▸ Page text:

[Start of Attachment]

By Brian Byrd | Lists | January 27, 2015 |

By Brian Byrd | Lists | January 27, 2015 |


Smell that? A sickly sweet stench similar to fruit rotting in the summer sun? That means network pilot season has arrived. Like hatchling turtles trying to navigate a safe path to the sea, dozens of potential series have begun a frantic sprint toward broadcast promised land. Not every candidate will endure. Some will fall victim to four-quadrant demands, inexperienced showrunners, or terrible casting. Focus groups comprised of anyone from teenage girls with hashtag names (#ondra) to your uncle who thinks TV peaked with Duck Dynasty will sand down the show’s edges and reduce every original idea to beige clichés. Shows that survive this stupidity gauntlet marginally intact may appear on your television screens for two or three episodes next fall before being replaced with The Voice reruns. “This system personifies perfection,” said the BCS.

That said, this year’s crop doesn’t seems totally awful. Some concepts even feel original and sustainable. Others…well, what fun would pilot season be without a few flaming bags of feces?

[End of Attachment]

▸ Given information:
[Start of Attachment]

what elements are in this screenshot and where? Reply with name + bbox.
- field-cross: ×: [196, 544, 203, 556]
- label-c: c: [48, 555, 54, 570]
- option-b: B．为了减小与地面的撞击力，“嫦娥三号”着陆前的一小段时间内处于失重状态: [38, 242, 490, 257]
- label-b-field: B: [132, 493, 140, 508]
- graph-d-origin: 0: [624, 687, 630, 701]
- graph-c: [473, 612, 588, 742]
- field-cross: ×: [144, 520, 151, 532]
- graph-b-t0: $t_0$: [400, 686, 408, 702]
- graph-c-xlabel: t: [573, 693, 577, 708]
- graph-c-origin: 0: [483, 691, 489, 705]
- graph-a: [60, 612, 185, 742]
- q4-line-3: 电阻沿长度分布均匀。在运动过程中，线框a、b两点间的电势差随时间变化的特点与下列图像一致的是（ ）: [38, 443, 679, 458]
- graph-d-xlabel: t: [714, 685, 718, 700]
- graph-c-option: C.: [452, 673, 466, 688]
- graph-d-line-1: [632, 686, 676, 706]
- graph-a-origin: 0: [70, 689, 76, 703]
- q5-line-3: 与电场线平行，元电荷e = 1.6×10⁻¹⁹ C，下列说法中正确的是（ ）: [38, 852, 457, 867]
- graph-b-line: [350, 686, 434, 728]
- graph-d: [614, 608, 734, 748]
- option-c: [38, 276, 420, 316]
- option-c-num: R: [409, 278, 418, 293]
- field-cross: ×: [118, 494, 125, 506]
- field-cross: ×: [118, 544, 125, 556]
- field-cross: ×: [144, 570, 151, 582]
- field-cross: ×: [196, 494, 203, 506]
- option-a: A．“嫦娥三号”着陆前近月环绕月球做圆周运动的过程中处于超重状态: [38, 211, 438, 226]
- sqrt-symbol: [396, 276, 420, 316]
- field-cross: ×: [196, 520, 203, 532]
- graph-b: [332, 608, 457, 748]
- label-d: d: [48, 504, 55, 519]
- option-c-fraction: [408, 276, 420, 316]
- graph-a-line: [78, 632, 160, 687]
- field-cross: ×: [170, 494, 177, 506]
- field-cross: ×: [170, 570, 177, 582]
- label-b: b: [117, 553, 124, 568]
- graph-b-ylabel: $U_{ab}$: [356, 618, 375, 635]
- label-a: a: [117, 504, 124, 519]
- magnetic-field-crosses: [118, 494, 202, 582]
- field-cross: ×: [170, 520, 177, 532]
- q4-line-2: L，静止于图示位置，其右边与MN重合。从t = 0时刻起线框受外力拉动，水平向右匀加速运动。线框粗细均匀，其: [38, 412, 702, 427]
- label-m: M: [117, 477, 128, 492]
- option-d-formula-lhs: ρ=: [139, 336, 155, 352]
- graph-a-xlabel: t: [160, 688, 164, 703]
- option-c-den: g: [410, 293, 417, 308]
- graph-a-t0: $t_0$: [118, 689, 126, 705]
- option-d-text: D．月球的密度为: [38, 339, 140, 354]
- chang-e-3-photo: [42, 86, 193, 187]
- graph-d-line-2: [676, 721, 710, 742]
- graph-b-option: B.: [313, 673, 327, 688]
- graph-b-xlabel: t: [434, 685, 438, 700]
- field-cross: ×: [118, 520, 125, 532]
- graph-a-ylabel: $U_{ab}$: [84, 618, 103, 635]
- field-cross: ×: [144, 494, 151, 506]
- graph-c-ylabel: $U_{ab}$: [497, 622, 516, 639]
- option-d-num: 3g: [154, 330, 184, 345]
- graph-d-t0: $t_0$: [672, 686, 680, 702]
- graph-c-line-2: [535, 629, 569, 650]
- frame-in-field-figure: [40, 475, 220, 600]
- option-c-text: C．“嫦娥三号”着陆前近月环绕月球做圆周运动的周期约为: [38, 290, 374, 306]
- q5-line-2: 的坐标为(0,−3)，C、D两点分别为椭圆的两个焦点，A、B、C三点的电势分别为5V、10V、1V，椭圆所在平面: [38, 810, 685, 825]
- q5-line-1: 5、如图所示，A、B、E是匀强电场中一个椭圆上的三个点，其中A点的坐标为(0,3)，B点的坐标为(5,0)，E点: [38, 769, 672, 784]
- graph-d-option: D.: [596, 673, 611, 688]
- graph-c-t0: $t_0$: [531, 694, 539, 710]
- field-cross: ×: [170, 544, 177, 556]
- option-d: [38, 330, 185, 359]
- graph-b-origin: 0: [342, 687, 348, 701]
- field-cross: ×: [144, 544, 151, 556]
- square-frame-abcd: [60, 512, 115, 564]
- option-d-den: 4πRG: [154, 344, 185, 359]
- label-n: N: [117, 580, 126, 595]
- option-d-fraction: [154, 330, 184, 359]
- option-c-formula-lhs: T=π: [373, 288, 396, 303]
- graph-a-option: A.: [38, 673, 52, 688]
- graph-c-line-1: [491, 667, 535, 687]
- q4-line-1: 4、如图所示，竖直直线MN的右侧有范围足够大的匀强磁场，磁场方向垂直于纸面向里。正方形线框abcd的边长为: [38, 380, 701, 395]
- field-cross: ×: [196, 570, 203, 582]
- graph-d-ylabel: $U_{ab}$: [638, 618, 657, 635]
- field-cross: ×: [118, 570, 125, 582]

[End of Attachment]

▸ Your goal:
Answer these about the article on network pilot season:
1. What date appears in its byline?
2. Which three things does it say some candidate shows will fall victim to?
3. What may replace surviving shows after two or three episodes?

▸ Task response:
1. January 27, 2015
2. Four-quadrant demands, inexperienced showrunners, and terrible casting
3. The Voice reruns